Exercise: List all the lines in these records that hold "condition".

··· Raw records ···

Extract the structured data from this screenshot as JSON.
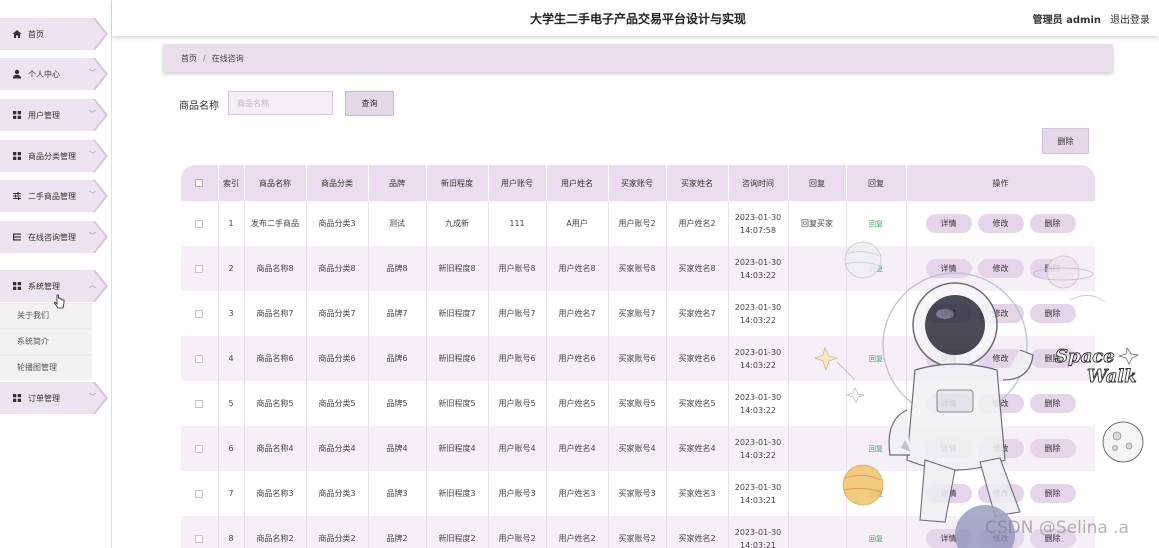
{
  "app": {
    "title": "大学生二手电子产品交易平台设计与实现",
    "user_label": "管理员 admin",
    "logout_label": "退出登录"
  },
  "sidebar": {
    "items": [
      {
        "label": "首页",
        "icon": "home-icon",
        "has_children": false
      },
      {
        "label": "个人中心",
        "icon": "person-icon",
        "has_children": true
      },
      {
        "label": "用户管理",
        "icon": "grid-icon",
        "has_children": true
      },
      {
        "label": "商品分类管理",
        "icon": "grid-icon",
        "has_children": true
      },
      {
        "label": "二手商品管理",
        "icon": "sliders-icon",
        "has_children": true
      },
      {
        "label": "在线咨询管理",
        "icon": "list-icon",
        "has_children": true
      },
      {
        "label": "系统管理",
        "icon": "grid-icon",
        "has_children": true,
        "expanded": true
      },
      {
        "label": "订单管理",
        "icon": "grid-icon",
        "has_children": true
      }
    ],
    "system_sub_items": [
      "关于我们",
      "系统简介",
      "轮播图管理"
    ]
  },
  "breadcrumb": {
    "home": "首页",
    "current": "在线咨询"
  },
  "search": {
    "label": "商品名称",
    "placeholder": "商品名称",
    "button_label": "查询"
  },
  "toolbar": {
    "delete_label": "删除"
  },
  "table": {
    "columns": [
      "索引",
      "商品名称",
      "商品分类",
      "品牌",
      "新旧程度",
      "用户账号",
      "用户姓名",
      "买家账号",
      "买家姓名",
      "咨询时间",
      "回复",
      "回复",
      "操作"
    ],
    "action_labels": {
      "detail": "详情",
      "edit": "修改",
      "delete": "删除"
    },
    "reply_link_label": "回复",
    "rows": [
      {
        "index": "1",
        "name": "发布二手商品",
        "category": "商品分类3",
        "brand": "测试",
        "condition": "九成新",
        "user_account": "111",
        "user_name": "A用户",
        "buyer_account": "用户账号2",
        "buyer_name": "用户姓名2",
        "time": "2023-01-30 14:07:58",
        "reply": "回复买家"
      },
      {
        "index": "2",
        "name": "商品名称8",
        "category": "商品分类8",
        "brand": "品牌8",
        "condition": "新旧程度8",
        "user_account": "用户账号8",
        "user_name": "用户姓名8",
        "buyer_account": "买家账号8",
        "buyer_name": "买家姓名8",
        "time": "2023-01-30 14:03:22",
        "reply": ""
      },
      {
        "index": "3",
        "name": "商品名称7",
        "category": "商品分类7",
        "brand": "品牌7",
        "condition": "新旧程度7",
        "user_account": "用户账号7",
        "user_name": "用户姓名7",
        "buyer_account": "买家账号7",
        "buyer_name": "买家姓名7",
        "time": "2023-01-30 14:03:22",
        "reply": ""
      },
      {
        "index": "4",
        "name": "商品名称6",
        "category": "商品分类6",
        "brand": "品牌6",
        "condition": "新旧程度6",
        "user_account": "用户账号6",
        "user_name": "用户姓名6",
        "buyer_account": "买家账号6",
        "buyer_name": "买家姓名6",
        "time": "2023-01-30 14:03:22",
        "reply": ""
      },
      {
        "index": "5",
        "name": "商品名称5",
        "category": "商品分类5",
        "brand": "品牌5",
        "condition": "新旧程度5",
        "user_account": "用户账号5",
        "user_name": "用户姓名5",
        "buyer_account": "买家账号5",
        "buyer_name": "买家姓名5",
        "time": "2023-01-30 14:03:22",
        "reply": ""
      },
      {
        "index": "6",
        "name": "商品名称4",
        "category": "商品分类4",
        "brand": "品牌4",
        "condition": "新旧程度4",
        "user_account": "用户账号4",
        "user_name": "用户姓名4",
        "buyer_account": "买家账号4",
        "buyer_name": "买家姓名4",
        "time": "2023-01-30 14:03:22",
        "reply": ""
      },
      {
        "index": "7",
        "name": "商品名称3",
        "category": "商品分类3",
        "brand": "品牌3",
        "condition": "新旧程度3",
        "user_account": "用户账号3",
        "user_name": "用户姓名3",
        "buyer_account": "买家账号3",
        "buyer_name": "买家姓名3",
        "time": "2023-01-30 14:03:21",
        "reply": ""
      },
      {
        "index": "8",
        "name": "商品名称2",
        "category": "商品分类2",
        "brand": "品牌2",
        "condition": "新旧程度2",
        "user_account": "用户账号2",
        "user_name": "用户姓名2",
        "buyer_account": "买家账号2",
        "buyer_name": "买家姓名2",
        "time": "2023-01-30 14:03:21",
        "reply": ""
      }
    ]
  },
  "decoration": {
    "space_text_1": "Space",
    "space_text_2": "Walk"
  },
  "watermark": "CSDN @Selina .a",
  "colors": {
    "accent": "#e6d4ea",
    "header_bg": "#ecdcef",
    "reply_link": "#3aa860"
  }
}
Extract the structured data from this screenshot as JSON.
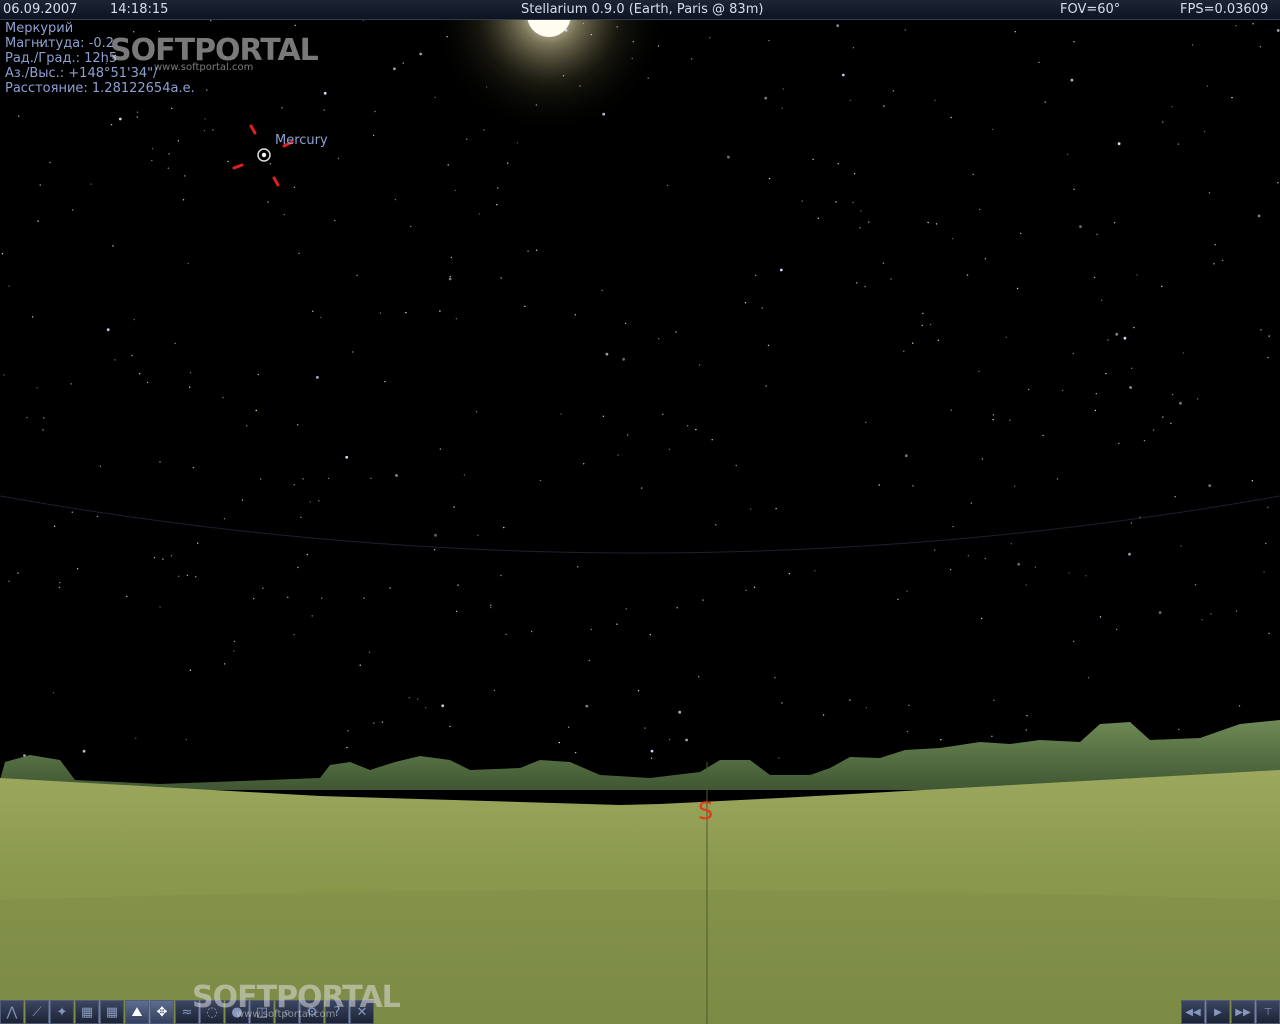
{
  "topbar": {
    "date": "06.09.2007",
    "time": "14:18:15",
    "title": "Stellarium 0.9.0 (Earth, Paris @ 83m)",
    "fov": "FOV=60°",
    "fps": "FPS=0.03609"
  },
  "object_info": {
    "name": "Меркурий",
    "magnitude": "Магнитуда: -0.2",
    "ra_dec": "Рад./Град.: 12h5",
    "az_alt": "Аз./Выс.: +148°51'34\"/",
    "distance": "Расстояние: 1.28122654а.е."
  },
  "selected_object_label": "Mercury",
  "cardinal_label": "S",
  "watermarks": [
    {
      "big": "SOFTPORTAL",
      "small": "www.softportal.com"
    },
    {
      "big": "SOFTPORTAL",
      "small": "www.softportal.com"
    }
  ],
  "toolbar": {
    "buttons": [
      {
        "name": "constellation-lines-icon",
        "glyph": "⋀"
      },
      {
        "name": "constellation-names-icon",
        "glyph": "⟋"
      },
      {
        "name": "constellation-art-icon",
        "glyph": "✦"
      },
      {
        "name": "azimuthal-grid-icon",
        "glyph": "▦"
      },
      {
        "name": "equatorial-grid-icon",
        "glyph": "▦"
      },
      {
        "name": "ground-icon",
        "glyph": "⛰"
      },
      {
        "name": "cardinal-points-icon",
        "glyph": "✥"
      },
      {
        "name": "atmosphere-icon",
        "glyph": "≈"
      },
      {
        "name": "nebulas-icon",
        "glyph": "◌"
      },
      {
        "name": "planets-labels-icon",
        "glyph": "●"
      },
      {
        "name": "mount-icon",
        "glyph": "◫"
      },
      {
        "name": "search-icon",
        "glyph": "⌕"
      },
      {
        "name": "config-icon",
        "glyph": "⚙"
      },
      {
        "name": "help-icon",
        "glyph": "?"
      },
      {
        "name": "quit-icon",
        "glyph": "✕"
      }
    ],
    "active": [
      "ground-icon",
      "cardinal-points-icon"
    ]
  },
  "timebar": {
    "buttons": [
      {
        "name": "rewind-icon",
        "glyph": "◀◀"
      },
      {
        "name": "play-icon",
        "glyph": "▶"
      },
      {
        "name": "fast-forward-icon",
        "glyph": "▶▶"
      },
      {
        "name": "now-icon",
        "glyph": "⊤"
      }
    ]
  },
  "colors": {
    "sky": "#000000",
    "ground": "#8a9a4e",
    "info_text": "#8ea0d2",
    "cardinal": "#e03c1c",
    "pointer": "#e0201c"
  }
}
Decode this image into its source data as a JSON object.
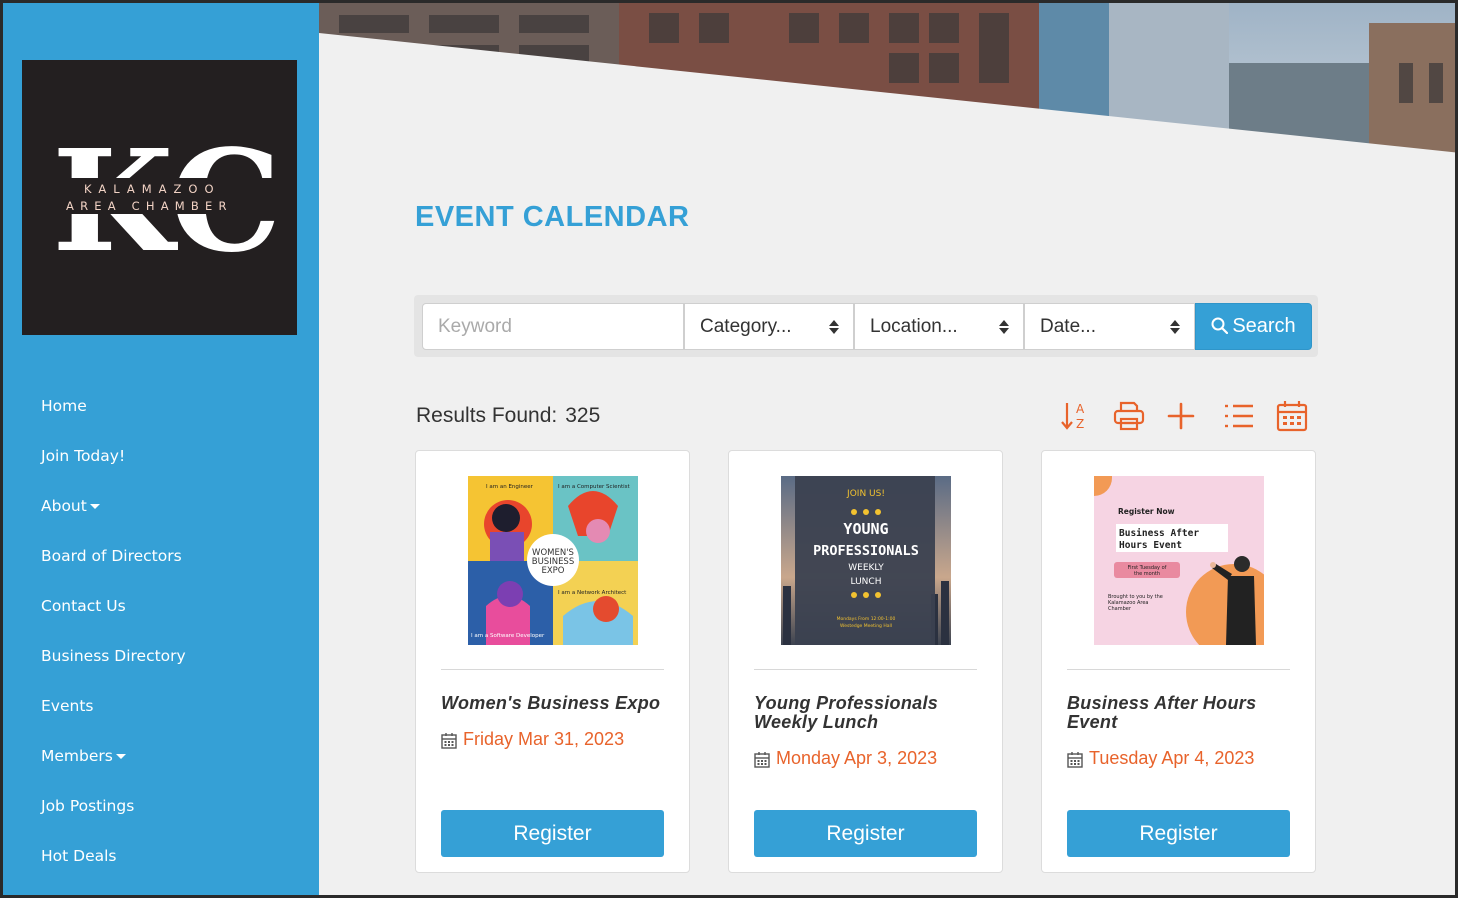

···

Response:
        "condition": "九成新",
        "condition": "新旧程度8",
        "condition": "新旧程度7",
        "condition": "新旧程度6",
        "condition": "新旧程度5",
        "condition": "新旧程度4",
        "condition": "新旧程度3",
        "condition": "新旧程度2",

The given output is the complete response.